* Start Supplied records *

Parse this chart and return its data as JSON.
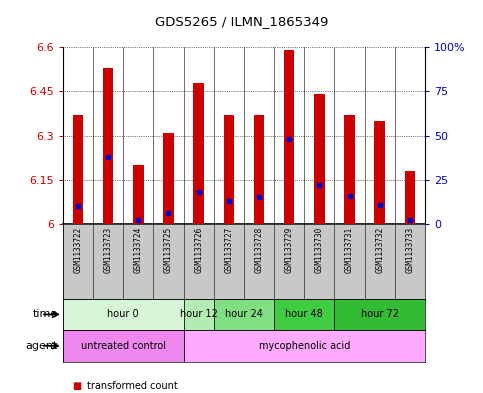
{
  "title": "GDS5265 / ILMN_1865349",
  "samples": [
    "GSM1133722",
    "GSM1133723",
    "GSM1133724",
    "GSM1133725",
    "GSM1133726",
    "GSM1133727",
    "GSM1133728",
    "GSM1133729",
    "GSM1133730",
    "GSM1133731",
    "GSM1133732",
    "GSM1133733"
  ],
  "transformed_counts": [
    6.37,
    6.53,
    6.2,
    6.31,
    6.48,
    6.37,
    6.37,
    6.59,
    6.44,
    6.37,
    6.35,
    6.18
  ],
  "percentile_ranks": [
    10,
    38,
    2,
    6,
    18,
    13,
    15,
    48,
    22,
    16,
    11,
    2
  ],
  "ymin": 6.0,
  "ymax": 6.6,
  "yticks": [
    6.0,
    6.15,
    6.3,
    6.45,
    6.6
  ],
  "ytick_labels": [
    "6",
    "6.15",
    "6.3",
    "6.45",
    "6.6"
  ],
  "right_yticks": [
    0,
    25,
    50,
    75,
    100
  ],
  "right_ytick_labels": [
    "0",
    "25",
    "50",
    "75",
    "100%"
  ],
  "time_groups": [
    {
      "label": "hour 0",
      "cols": [
        0,
        1,
        2,
        3
      ],
      "color": "#d6f5d6"
    },
    {
      "label": "hour 12",
      "cols": [
        4
      ],
      "color": "#b3ecb3"
    },
    {
      "label": "hour 24",
      "cols": [
        5,
        6
      ],
      "color": "#80df80"
    },
    {
      "label": "hour 48",
      "cols": [
        7,
        8
      ],
      "color": "#40cc40"
    },
    {
      "label": "hour 72",
      "cols": [
        9,
        10,
        11
      ],
      "color": "#33bb33"
    }
  ],
  "agent_groups": [
    {
      "label": "untreated control",
      "cols": [
        0,
        1,
        2,
        3
      ],
      "color": "#ee88ee"
    },
    {
      "label": "mycophenolic acid",
      "cols": [
        4,
        5,
        6,
        7,
        8,
        9,
        10,
        11
      ],
      "color": "#ffaaff"
    }
  ],
  "bar_color": "#cc0000",
  "dot_color": "#0000cc",
  "bar_width": 0.35,
  "sample_bg_color": "#c8c8c8",
  "ylabel_color": "#cc0000",
  "ylabel2_color": "#0000cc"
}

* End Supplied records *

= Aim =
Transcribe the full listing character for character. Pictures are excluded.

= Answer for the task =
Parse this chart and return its data as JSON.
{
  "title": "GDS5265 / ILMN_1865349",
  "samples": [
    "GSM1133722",
    "GSM1133723",
    "GSM1133724",
    "GSM1133725",
    "GSM1133726",
    "GSM1133727",
    "GSM1133728",
    "GSM1133729",
    "GSM1133730",
    "GSM1133731",
    "GSM1133732",
    "GSM1133733"
  ],
  "transformed_counts": [
    6.37,
    6.53,
    6.2,
    6.31,
    6.48,
    6.37,
    6.37,
    6.59,
    6.44,
    6.37,
    6.35,
    6.18
  ],
  "percentile_ranks": [
    10,
    38,
    2,
    6,
    18,
    13,
    15,
    48,
    22,
    16,
    11,
    2
  ],
  "ymin": 6.0,
  "ymax": 6.6,
  "yticks": [
    6.0,
    6.15,
    6.3,
    6.45,
    6.6
  ],
  "ytick_labels": [
    "6",
    "6.15",
    "6.3",
    "6.45",
    "6.6"
  ],
  "right_yticks": [
    0,
    25,
    50,
    75,
    100
  ],
  "right_ytick_labels": [
    "0",
    "25",
    "50",
    "75",
    "100%"
  ],
  "time_groups": [
    {
      "label": "hour 0",
      "cols": [
        0,
        1,
        2,
        3
      ],
      "color": "#d6f5d6"
    },
    {
      "label": "hour 12",
      "cols": [
        4
      ],
      "color": "#b3ecb3"
    },
    {
      "label": "hour 24",
      "cols": [
        5,
        6
      ],
      "color": "#80df80"
    },
    {
      "label": "hour 48",
      "cols": [
        7,
        8
      ],
      "color": "#40cc40"
    },
    {
      "label": "hour 72",
      "cols": [
        9,
        10,
        11
      ],
      "color": "#33bb33"
    }
  ],
  "agent_groups": [
    {
      "label": "untreated control",
      "cols": [
        0,
        1,
        2,
        3
      ],
      "color": "#ee88ee"
    },
    {
      "label": "mycophenolic acid",
      "cols": [
        4,
        5,
        6,
        7,
        8,
        9,
        10,
        11
      ],
      "color": "#ffaaff"
    }
  ],
  "bar_color": "#cc0000",
  "dot_color": "#0000cc",
  "bar_width": 0.35,
  "sample_bg_color": "#c8c8c8",
  "ylabel_color": "#cc0000",
  "ylabel2_color": "#0000cc"
}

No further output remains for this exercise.